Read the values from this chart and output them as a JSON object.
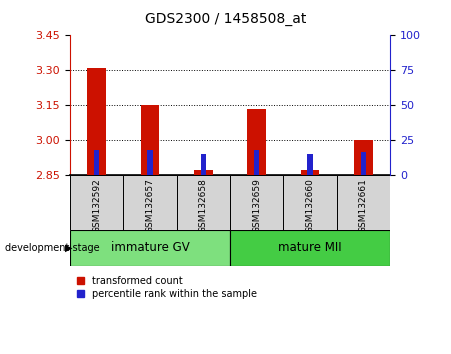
{
  "title": "GDS2300 / 1458508_at",
  "samples": [
    "GSM132592",
    "GSM132657",
    "GSM132658",
    "GSM132659",
    "GSM132660",
    "GSM132661"
  ],
  "transformed_counts": [
    3.31,
    3.15,
    2.875,
    3.135,
    2.875,
    3.0
  ],
  "percentile_ranks": [
    18,
    18,
    15,
    18,
    15,
    17
  ],
  "baseline": 2.85,
  "ylim_left": [
    2.85,
    3.45
  ],
  "yticks_left": [
    2.85,
    3.0,
    3.15,
    3.3,
    3.45
  ],
  "yticks_right": [
    0,
    25,
    50,
    75,
    100
  ],
  "ylim_right": [
    0,
    100
  ],
  "groups": [
    {
      "label": "immature GV",
      "samples": [
        0,
        1,
        2
      ],
      "color": "#7EE07E"
    },
    {
      "label": "mature MII",
      "samples": [
        3,
        4,
        5
      ],
      "color": "#44CC44"
    }
  ],
  "red_bar_width": 0.35,
  "blue_bar_width": 0.1,
  "red_color": "#CC1100",
  "blue_color": "#2222CC",
  "grid_color": "#000000",
  "sample_bg_color": "#D4D4D4",
  "left_axis_color": "#CC1100",
  "right_axis_color": "#2222CC",
  "group_label": "development stage",
  "legend_red": "transformed count",
  "legend_blue": "percentile rank within the sample",
  "plot_bg": "#FFFFFF"
}
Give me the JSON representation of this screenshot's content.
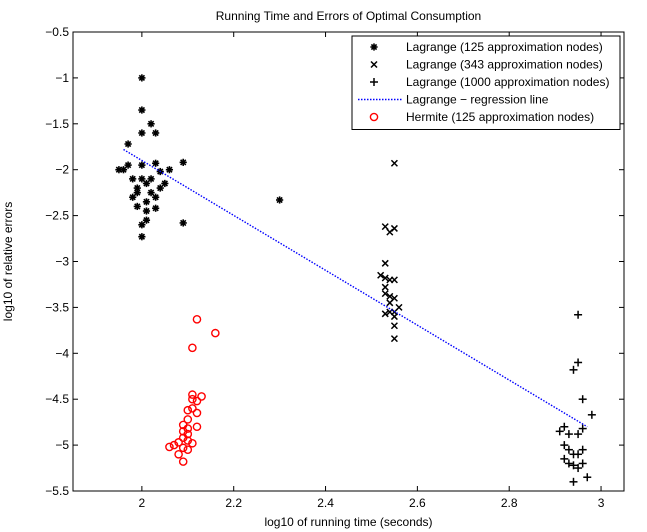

····················

■ Directive ■
Go through the entries above and count the lines containing the word "JSON"; give only that count.

■ Expected answer ■
2